*Given instruction*: Locate each line in the records containing "pumpesystemet". Copy it.

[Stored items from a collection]

++++++++++++++++++++

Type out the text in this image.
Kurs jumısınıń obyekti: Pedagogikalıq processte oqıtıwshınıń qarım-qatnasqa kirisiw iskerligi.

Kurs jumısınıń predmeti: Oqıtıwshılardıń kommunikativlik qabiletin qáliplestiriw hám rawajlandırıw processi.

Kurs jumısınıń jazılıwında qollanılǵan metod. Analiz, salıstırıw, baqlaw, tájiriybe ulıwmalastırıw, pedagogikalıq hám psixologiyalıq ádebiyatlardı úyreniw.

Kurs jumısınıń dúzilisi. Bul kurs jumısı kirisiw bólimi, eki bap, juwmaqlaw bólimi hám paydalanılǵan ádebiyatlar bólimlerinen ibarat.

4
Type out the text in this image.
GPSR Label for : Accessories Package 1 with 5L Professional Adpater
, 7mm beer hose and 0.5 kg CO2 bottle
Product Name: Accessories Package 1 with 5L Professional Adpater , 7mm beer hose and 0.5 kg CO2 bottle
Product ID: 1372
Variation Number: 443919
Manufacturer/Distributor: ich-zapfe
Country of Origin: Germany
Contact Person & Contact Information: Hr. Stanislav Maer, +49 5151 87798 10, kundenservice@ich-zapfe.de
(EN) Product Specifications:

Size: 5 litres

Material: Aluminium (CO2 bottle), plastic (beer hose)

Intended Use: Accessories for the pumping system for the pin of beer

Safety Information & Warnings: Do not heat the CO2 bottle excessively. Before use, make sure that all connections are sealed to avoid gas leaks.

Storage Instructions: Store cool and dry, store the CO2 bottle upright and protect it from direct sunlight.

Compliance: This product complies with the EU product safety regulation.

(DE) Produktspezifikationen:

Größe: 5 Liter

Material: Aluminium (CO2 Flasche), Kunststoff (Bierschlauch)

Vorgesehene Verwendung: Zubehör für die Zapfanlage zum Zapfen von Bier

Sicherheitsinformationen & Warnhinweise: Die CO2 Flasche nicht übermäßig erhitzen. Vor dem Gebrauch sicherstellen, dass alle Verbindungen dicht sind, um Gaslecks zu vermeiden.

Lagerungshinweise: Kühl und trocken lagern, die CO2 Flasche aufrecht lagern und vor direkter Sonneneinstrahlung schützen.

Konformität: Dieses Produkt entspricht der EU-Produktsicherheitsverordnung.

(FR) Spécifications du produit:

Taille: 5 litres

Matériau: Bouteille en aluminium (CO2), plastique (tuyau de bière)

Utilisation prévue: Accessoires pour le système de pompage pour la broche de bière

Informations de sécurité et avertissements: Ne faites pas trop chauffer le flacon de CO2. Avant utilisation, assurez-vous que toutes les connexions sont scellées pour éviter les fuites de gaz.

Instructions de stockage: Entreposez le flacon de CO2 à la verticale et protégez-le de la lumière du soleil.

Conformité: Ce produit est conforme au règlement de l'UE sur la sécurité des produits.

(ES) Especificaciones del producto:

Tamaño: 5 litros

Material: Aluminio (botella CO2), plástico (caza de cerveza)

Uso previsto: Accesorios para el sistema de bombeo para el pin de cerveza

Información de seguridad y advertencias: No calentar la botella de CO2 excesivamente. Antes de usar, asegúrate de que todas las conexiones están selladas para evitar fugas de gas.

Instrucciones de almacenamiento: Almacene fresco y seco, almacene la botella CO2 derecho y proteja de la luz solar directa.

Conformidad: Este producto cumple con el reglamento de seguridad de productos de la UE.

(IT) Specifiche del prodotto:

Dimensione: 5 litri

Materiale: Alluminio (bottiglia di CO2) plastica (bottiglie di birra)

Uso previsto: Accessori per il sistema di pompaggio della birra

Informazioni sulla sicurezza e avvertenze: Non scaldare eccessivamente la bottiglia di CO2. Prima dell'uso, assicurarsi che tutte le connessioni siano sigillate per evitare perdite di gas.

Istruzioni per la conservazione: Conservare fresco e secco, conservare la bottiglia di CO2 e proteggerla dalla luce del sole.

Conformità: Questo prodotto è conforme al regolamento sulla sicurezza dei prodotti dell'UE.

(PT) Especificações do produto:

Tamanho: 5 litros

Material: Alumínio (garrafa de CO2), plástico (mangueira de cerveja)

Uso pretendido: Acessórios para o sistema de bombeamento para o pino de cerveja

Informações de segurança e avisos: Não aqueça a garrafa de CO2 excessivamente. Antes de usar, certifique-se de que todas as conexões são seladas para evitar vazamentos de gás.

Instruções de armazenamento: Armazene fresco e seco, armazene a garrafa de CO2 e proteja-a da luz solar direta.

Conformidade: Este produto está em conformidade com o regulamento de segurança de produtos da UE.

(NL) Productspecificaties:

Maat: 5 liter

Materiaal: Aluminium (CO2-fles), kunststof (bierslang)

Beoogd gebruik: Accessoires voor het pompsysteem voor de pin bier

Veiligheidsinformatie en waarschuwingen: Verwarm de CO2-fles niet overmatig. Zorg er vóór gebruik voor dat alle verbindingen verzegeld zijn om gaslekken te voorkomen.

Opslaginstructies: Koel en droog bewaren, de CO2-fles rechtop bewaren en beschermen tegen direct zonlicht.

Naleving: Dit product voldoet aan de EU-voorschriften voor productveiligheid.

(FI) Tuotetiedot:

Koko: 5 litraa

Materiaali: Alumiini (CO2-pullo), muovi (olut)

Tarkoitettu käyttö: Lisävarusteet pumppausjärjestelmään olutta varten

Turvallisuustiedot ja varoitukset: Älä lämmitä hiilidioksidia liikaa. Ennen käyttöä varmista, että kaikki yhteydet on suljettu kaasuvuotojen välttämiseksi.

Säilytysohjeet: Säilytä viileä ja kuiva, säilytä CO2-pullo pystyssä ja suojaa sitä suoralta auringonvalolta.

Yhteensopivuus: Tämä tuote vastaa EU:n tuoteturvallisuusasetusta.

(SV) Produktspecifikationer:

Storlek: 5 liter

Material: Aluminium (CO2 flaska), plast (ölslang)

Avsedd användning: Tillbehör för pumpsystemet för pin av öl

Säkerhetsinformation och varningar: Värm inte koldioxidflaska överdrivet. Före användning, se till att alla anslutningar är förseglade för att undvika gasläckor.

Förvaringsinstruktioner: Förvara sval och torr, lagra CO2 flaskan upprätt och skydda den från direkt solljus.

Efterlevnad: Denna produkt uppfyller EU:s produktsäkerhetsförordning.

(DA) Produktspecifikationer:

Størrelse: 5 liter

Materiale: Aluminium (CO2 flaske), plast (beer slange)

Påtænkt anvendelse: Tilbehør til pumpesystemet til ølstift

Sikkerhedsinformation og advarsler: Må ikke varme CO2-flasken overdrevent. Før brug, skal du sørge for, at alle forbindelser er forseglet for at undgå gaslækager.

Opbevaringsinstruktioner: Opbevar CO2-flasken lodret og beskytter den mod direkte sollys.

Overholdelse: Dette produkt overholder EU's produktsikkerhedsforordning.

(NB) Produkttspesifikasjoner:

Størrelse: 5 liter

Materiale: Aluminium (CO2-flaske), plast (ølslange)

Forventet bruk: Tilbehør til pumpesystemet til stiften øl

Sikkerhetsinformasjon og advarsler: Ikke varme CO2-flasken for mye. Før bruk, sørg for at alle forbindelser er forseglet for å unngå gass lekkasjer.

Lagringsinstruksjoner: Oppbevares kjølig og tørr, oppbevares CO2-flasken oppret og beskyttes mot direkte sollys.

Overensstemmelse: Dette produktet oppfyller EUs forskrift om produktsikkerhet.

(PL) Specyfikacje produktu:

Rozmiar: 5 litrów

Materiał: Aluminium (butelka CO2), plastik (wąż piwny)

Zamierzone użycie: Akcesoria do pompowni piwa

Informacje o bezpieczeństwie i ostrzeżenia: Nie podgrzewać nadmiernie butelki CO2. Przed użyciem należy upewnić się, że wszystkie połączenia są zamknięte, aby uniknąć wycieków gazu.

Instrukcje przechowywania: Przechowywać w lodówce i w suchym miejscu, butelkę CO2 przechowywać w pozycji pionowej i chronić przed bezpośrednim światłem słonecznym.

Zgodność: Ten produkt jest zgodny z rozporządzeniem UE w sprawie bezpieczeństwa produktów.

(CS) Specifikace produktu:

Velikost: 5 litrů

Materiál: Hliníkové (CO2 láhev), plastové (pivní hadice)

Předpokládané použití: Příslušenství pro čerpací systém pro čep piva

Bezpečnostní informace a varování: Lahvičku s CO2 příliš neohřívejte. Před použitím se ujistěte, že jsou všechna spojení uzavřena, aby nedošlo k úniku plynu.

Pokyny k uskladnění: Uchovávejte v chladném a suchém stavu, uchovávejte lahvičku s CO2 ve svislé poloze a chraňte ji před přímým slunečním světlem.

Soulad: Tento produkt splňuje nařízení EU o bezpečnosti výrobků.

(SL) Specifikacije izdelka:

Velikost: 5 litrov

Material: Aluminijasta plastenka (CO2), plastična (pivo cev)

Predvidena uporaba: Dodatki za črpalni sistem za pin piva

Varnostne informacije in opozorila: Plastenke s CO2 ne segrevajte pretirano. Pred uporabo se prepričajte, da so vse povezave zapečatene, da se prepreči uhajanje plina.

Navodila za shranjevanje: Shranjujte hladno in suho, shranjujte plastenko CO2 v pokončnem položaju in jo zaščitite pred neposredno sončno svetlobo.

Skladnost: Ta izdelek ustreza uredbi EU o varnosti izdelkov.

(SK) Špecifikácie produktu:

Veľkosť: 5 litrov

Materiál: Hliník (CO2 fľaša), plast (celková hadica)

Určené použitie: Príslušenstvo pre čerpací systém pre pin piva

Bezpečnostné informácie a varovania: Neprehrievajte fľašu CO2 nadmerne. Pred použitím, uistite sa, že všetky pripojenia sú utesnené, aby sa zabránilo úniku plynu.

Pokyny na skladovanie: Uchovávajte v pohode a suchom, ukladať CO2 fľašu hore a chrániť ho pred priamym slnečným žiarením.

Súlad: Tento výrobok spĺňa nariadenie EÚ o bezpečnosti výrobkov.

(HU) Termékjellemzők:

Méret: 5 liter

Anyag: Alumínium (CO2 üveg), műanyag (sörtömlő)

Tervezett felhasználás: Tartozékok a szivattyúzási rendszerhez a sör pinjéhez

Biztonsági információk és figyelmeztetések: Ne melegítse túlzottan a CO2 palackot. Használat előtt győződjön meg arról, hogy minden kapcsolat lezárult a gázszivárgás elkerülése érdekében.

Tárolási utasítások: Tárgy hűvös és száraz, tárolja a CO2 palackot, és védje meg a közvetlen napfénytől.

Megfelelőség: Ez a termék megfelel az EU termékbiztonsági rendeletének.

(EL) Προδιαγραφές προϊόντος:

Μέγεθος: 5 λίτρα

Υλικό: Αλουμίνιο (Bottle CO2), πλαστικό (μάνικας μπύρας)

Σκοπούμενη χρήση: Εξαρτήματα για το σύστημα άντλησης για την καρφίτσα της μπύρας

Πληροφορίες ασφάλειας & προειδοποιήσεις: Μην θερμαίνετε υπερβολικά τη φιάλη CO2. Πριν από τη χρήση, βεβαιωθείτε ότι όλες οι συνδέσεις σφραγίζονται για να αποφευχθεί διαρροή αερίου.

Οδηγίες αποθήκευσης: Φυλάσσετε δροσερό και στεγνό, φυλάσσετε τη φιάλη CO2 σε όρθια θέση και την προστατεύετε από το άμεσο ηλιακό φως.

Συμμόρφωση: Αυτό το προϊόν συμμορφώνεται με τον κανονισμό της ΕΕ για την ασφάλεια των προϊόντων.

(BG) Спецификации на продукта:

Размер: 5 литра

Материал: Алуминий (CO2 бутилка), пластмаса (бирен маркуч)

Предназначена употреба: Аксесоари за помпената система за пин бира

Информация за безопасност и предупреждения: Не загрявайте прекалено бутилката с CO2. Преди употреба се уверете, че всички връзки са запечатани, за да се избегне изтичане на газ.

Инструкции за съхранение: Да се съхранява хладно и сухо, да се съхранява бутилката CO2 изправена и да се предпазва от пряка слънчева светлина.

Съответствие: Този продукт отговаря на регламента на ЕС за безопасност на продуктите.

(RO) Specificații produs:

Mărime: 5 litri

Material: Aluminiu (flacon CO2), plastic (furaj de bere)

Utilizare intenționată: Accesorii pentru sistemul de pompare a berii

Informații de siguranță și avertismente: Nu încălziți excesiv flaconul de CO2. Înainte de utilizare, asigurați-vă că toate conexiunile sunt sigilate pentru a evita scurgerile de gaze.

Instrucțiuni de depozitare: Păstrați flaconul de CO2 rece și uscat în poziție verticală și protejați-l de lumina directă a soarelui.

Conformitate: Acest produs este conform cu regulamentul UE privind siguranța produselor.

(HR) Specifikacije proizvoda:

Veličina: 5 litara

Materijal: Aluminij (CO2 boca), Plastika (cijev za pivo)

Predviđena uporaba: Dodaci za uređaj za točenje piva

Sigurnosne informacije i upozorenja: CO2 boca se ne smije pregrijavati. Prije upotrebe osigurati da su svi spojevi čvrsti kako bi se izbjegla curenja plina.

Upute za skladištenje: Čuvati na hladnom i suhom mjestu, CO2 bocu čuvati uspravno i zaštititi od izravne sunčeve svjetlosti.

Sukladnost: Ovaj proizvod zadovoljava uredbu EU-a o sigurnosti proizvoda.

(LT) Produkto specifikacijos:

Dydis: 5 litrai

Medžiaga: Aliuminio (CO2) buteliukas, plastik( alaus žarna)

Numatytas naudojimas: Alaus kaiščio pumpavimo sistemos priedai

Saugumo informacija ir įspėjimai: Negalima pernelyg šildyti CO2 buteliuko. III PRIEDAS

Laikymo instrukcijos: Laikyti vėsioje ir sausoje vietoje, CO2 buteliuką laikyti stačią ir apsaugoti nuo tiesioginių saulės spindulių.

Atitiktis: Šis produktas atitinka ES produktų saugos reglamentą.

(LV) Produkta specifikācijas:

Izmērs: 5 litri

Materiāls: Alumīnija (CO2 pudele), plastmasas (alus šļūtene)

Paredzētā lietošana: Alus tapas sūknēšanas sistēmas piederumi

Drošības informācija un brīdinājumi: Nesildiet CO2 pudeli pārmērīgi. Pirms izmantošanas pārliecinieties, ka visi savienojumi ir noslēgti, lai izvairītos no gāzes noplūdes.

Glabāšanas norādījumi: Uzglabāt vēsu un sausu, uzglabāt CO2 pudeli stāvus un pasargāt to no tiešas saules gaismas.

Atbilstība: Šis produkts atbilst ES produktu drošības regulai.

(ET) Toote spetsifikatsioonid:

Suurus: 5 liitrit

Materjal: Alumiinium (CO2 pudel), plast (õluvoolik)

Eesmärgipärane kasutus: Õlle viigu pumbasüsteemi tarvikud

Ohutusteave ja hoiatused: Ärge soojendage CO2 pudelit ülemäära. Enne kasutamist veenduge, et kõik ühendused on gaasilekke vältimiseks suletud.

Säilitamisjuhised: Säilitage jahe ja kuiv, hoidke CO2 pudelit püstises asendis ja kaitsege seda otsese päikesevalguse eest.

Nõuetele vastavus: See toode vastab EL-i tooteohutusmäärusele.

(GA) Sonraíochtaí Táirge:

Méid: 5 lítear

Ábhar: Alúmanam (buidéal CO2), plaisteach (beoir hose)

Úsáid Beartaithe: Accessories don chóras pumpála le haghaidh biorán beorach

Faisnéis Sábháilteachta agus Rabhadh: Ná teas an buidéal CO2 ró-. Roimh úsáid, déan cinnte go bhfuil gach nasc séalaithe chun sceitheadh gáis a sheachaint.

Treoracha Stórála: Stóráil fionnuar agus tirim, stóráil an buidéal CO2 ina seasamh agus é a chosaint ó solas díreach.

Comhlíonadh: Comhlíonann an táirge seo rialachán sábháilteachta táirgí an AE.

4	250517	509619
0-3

++++++++++++++++++++

*Full answer*:
Påtænkt anvendelse: Tilbehør til pumpesystemet til ølstift
Forventet bruk: Tilbehør til pumpesystemet til stiften øl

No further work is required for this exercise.